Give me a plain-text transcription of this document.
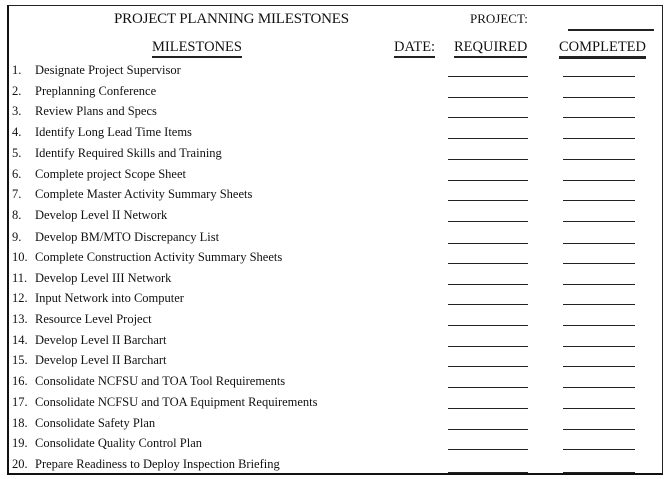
PROJECT PLANNING MILESTONES	PROJECT:
MILESTONES	DATE: REQUIRED COMPLETED
1. Designate Project Supervisor
2. Preplanning Conference
3. Review Plans and Specs
4. Identify Long Lead Time Items
5. Identify Required Skills and Training
6. Complete project Scope Sheet
7. Complete Master Activity Summary Sheets
8. Develop Level II Network
9. Develop BM/MTO Discrepancy List
10. Complete Construction Activity Summary Sheets
11. Develop Level III Network
12. Input Network into Computer
13. Resource Level Project
14. Develop Level II Barchart
15. Develop Level II Barchart
16. Consolidate NCFSU and TOA Tool Requirements
17. Consolidate NCFSU and TOA Equipment Requirements
18. Consolidate Safety Plan
19. Consolidate Quality Control Plan
20. Prepare Readiness to Deploy Inspection Briefing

# # # #

**What you will do**
Only a number is wanted: how many lines of the material above hold "NCFSU"?

**Task response**
2